Estamos hablando de una institución poliédrica y cambiante que se ha ido adaptando a cada sociedad a la que tiene que ser funcional. A pesar de todo ello, la comprensión social de lo que es la prostitución no ha cambiado tanto; todo el mundo sabe lo que es o cree saberlo, al fin y al cabo lleva con nosotras miles de años. Pero ese “todo el mundo cree saber” es uno de sus problemas, que la prostitución, quizá, ya no es eso que la gente piensa que es. Eso genera que en algunos de los debates sociales y políticos acerca de la prostitución se combatan fantasmas o, peor aún, que a veces no se tengan en cuenta cambios que se han producido en cuestiones relacionadas con ella: el sexo; el dinero, el trabajo, el cuerpo, la moral, el consentimiento sexual, el feminismo, los estados mafiosos y paralelos…la manera de entender esas cuestiones y otras muchas ha cambiado y no tenerlo en cuenta puede hacer que equivoquemos el discurso. Cuando escucho a mi madre criticar la prostitución siento que sus argumentos no serían hoy compartidos por mucha gente. Pero lo que no ha cambiado es su función: reforzar, reafirmar la desigualdad, aunque haya cambiado la manera en que lo hace.

Una vez explicado esto, que no es más que un intento de explicar mis propias limitaciones al disponer de este espacio, comentaría tres aspectos que creo importantes para el actual debate, pero que podrían perfectamente ser otros tantos, y muchos más.

La prostitución es una institución social y política y como tal ha de ser comprendida y debatida. Es una institución de orden (como todas). Ha servido para marcar un adentro y un afuera entre las mujeres y su disponibilidad para los hombres, unas para el sexo, otras para la procreación; unas buenas y otras malas pero todas sometidas. Y, según la ideología masculina tradicional, ha servido también para evitar que los hombres fueran por ahí violando a las mujeres de otros. Era, por tanto, una institución importante para el mantenimiento del orden social. Tan importante que siempre ha estado, al contrario de la creencia tradicional, protegida por los diferentes poderes: la iglesia, el estado, el rey. Por eso, además, ha estado casi siempre regulada (aunque las putas sufrieran estigma y marginación). En la historia de Europa ha estado prohibida en cortísimos períodos de tiempo, especialmente durante las guerras de religión. La mayor parte del tiempo no sólo ha estado permitida sino intensamente regulada y protegida. Sólo con la llegada del sufragismo, del feminismo organizado como movimiento, la hasta entonces incuestionable necesidad social de la prostitución empieza a cuestionarse y comienza el proceso de deslegitimación política que alcanza, por primera vez, a los pensadores de la izquierda. Hasta el siglo XIX, estos pensaban que esas mujeres lo hacían por vicio. Que la pobreza es un condicionante determinante, aunque parezca mentira, se les había ocurrido respecto a los hombres, pero no respecto a las mujeres; esto no se les ocurrió hasta que las feministas lo pensaron y lo denunciaron.

▸ **Tareas**
a: Traduce al inglés esta oración del fragmento sobre la prostitución: "La prostitución es una institución social y política y como tal ha de ser comprendida y debatida."
b: Responde con la información del fragmento sobre la prostitución:
(i) ¿Qué función de la prostitución no ha cambiado, según el fragmento?
(ii) ¿Qué poderes la han protegido, según el fragmento?
(iii) Hasta el siglo XIX, ¿por qué creían los pensadores de la izquierda que esas mujeres lo hacían?
c: Prolonga el fragmento sobre la prostitución a partir de su última oración.
Los datos no hacen falta para resolver nada de lo que se pide aquí.

▸ **Filas de datos**
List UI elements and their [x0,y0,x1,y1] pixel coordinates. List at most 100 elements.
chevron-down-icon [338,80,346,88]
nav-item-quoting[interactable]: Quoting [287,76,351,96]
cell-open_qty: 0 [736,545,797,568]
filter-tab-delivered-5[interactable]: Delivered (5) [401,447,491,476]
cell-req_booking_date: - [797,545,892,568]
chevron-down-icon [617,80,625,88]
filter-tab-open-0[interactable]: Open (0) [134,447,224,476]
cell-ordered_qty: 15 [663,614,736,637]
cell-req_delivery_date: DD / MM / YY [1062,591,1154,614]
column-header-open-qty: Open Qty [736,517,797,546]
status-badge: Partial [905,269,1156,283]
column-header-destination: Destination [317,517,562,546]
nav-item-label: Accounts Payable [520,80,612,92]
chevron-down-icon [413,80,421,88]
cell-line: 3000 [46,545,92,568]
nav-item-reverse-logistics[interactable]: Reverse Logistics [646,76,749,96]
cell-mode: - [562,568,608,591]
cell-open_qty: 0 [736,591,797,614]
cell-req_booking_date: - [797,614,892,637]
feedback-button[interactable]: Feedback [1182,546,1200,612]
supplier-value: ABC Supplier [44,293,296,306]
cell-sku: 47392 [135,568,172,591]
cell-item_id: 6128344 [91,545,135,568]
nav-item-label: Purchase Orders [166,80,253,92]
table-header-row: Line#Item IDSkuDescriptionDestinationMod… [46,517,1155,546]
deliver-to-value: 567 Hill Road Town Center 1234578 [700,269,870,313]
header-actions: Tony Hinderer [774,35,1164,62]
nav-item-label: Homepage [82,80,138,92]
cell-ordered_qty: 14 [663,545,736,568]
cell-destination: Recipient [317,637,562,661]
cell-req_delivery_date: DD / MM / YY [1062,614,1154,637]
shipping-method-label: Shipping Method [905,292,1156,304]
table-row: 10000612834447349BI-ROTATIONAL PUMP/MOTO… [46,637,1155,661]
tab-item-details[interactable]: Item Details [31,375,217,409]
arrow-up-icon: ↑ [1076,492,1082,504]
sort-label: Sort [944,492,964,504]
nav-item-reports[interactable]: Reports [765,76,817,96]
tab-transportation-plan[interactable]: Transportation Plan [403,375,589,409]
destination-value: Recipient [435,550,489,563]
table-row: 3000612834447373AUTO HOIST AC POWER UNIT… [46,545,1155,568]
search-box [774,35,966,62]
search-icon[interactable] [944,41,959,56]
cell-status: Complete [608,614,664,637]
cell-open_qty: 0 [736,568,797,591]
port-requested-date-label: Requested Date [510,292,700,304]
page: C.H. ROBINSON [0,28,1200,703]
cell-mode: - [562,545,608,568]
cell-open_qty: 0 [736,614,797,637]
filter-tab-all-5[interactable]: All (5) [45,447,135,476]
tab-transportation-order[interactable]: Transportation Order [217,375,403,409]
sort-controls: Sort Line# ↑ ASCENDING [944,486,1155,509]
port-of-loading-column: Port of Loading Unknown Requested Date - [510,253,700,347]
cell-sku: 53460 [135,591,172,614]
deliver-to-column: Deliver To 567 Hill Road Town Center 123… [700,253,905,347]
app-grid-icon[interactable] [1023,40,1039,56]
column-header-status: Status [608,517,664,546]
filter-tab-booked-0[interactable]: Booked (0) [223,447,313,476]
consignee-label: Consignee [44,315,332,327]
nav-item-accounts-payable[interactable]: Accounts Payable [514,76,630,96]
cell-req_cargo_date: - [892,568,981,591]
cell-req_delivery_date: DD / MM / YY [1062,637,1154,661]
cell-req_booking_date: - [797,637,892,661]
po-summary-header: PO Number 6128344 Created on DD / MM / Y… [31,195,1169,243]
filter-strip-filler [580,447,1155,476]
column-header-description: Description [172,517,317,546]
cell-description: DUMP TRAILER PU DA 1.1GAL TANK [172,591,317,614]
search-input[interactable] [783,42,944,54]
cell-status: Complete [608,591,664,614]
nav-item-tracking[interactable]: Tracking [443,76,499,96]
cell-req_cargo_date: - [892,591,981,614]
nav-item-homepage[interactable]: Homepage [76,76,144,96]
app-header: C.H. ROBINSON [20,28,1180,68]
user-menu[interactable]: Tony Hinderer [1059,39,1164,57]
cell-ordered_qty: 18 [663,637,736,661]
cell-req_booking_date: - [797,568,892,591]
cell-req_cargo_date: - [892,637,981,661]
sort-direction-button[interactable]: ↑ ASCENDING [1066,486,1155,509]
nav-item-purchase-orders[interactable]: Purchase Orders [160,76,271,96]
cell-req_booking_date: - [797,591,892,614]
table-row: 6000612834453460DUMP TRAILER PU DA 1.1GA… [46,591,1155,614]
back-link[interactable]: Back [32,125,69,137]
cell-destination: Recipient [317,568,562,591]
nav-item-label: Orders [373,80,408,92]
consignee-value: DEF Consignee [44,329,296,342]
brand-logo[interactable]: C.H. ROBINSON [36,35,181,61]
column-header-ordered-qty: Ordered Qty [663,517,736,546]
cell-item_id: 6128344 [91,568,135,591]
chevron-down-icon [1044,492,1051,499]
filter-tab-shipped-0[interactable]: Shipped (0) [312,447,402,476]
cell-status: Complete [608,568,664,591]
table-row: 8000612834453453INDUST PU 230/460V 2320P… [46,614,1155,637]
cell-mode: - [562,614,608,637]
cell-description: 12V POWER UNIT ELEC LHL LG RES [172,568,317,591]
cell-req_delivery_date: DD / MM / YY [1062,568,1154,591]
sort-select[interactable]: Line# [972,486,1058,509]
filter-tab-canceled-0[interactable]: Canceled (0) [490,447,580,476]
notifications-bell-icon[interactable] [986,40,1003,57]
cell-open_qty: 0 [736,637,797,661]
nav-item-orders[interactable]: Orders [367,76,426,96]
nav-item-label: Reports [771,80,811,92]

▸ **Respuestas escritas**
a: Prostitution is a social and political institution, and as such it must be understood and debated.

b:
(i) Reforzar y reafirmar la desigualdad.
(ii) La iglesia, el estado y el rey.
(iii) Creían que lo hacían por vicio.

c:
La situación legal de la prostitución, históricamente, pues puede leerse como la protección de un privilegio masculino, quizá uno de los mayores: el de poder acceder a cuantas mujeres se quiera, cuando se quiera y por un precio accesible a todos los hombres, a todos. Los niños crecen sabiendo que todos los hombres del mundo, tengan el dinero que tengan, poco o mucho, cuando quieran, tendrán cuerpos de mujeres a su disposición. Sólo por ser hombres estarán en ese lado y ellas, sólo por ser mujeres (en este caso pobres, muy a menudo racializadas) estarán en el otro lado; lados, por cierto no intercambiables. Esto configura mucho del mundo: del mercado, de las subjetividades, del privilegio y la opresión, de las desigualdades en las que se cruzan varios ejes: de raza, de clase, de sexo, de origen.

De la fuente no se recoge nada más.